START Data records

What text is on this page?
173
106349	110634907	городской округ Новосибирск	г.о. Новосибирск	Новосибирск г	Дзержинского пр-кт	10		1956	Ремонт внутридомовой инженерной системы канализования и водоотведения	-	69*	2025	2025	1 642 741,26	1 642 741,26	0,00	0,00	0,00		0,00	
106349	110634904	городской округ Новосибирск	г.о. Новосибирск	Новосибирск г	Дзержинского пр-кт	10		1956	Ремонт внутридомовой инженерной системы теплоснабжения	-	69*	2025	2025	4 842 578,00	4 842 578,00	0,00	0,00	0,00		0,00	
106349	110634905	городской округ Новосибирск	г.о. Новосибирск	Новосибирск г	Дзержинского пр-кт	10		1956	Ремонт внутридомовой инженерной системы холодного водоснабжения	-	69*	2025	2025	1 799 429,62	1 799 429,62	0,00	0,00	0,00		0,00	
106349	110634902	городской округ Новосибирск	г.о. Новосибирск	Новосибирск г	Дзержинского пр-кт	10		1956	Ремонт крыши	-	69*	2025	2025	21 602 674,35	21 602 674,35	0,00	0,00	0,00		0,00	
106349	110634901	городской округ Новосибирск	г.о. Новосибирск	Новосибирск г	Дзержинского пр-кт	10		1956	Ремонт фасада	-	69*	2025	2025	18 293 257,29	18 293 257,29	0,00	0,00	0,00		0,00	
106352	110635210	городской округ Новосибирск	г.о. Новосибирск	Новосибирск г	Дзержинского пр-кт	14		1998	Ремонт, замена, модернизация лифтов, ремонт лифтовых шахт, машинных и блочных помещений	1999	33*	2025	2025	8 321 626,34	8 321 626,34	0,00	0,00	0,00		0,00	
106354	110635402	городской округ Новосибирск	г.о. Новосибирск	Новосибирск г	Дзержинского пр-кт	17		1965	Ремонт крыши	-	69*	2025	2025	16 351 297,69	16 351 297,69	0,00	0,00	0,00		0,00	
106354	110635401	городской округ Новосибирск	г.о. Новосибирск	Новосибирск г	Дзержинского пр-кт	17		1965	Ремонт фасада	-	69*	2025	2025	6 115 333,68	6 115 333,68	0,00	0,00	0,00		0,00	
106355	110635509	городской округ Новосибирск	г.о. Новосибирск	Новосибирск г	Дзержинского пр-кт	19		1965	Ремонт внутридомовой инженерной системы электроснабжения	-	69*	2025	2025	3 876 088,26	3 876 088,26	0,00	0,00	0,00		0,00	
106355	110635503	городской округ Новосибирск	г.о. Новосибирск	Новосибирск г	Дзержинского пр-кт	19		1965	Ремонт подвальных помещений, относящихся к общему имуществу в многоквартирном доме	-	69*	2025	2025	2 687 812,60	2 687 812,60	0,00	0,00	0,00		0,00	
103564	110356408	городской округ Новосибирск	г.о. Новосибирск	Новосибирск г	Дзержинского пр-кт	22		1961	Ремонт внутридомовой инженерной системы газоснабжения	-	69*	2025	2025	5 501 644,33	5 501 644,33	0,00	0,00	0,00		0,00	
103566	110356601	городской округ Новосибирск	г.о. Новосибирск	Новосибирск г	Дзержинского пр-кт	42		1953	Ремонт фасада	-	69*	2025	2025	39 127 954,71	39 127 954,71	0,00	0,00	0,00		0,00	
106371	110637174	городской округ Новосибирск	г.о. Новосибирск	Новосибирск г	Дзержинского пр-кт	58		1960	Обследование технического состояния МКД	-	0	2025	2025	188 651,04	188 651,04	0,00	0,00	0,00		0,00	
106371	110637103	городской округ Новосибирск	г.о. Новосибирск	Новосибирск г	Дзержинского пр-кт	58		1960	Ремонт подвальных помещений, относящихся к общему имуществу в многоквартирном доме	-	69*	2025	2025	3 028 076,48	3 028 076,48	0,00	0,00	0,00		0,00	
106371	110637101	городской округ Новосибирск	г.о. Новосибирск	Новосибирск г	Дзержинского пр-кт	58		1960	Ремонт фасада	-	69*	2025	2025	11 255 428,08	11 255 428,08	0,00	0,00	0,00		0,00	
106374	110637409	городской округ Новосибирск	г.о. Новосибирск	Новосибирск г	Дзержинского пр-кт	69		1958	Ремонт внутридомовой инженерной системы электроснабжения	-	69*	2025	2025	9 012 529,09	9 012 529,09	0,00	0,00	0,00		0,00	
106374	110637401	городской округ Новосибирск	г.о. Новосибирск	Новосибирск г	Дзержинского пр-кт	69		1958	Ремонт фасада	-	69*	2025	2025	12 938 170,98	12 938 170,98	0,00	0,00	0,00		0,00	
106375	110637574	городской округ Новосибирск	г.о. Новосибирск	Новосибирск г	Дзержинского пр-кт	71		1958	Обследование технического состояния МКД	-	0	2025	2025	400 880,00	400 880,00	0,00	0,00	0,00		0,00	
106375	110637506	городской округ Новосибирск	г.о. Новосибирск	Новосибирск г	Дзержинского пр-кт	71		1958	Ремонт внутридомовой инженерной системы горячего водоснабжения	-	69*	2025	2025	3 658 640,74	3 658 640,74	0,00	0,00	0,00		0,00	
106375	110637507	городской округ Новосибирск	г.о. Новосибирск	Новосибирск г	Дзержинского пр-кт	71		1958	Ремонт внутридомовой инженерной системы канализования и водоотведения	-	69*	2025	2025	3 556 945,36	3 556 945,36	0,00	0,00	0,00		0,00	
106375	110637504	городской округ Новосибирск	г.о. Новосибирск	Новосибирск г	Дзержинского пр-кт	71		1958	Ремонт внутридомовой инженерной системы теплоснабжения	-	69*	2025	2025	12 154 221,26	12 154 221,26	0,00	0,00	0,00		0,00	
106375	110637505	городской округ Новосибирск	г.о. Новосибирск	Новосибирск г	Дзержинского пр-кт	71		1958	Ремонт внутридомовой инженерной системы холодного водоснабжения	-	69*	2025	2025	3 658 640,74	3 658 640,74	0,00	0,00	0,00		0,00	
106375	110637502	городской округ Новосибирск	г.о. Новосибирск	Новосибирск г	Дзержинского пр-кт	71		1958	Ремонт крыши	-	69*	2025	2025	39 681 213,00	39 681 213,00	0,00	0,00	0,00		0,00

END Data records

### [Instructions to follow]
Using the listing above, return all lines where the word "теплоснабжения" occurs.

### [Exercise result]
106349	110634904	городской округ Новосибирск	г.о. Новосибирск	Новосибирск г	Дзержинского пр-кт	10		1956	Ремонт внутридомовой инженерной системы теплоснабжения	-	69*	2025	2025	4 842 578,00	4 842 578,00	0,00	0,00	0,00		0,00	
106375	110637504	городской округ Новосибирск	г.о. Новосибирск	Новосибирск г	Дзержинского пр-кт	71		1958	Ремонт внутридомовой инженерной системы теплоснабжения	-	69*	2025	2025	12 154 221,26	12 154 221,26	0,00	0,00	0,00		0,00	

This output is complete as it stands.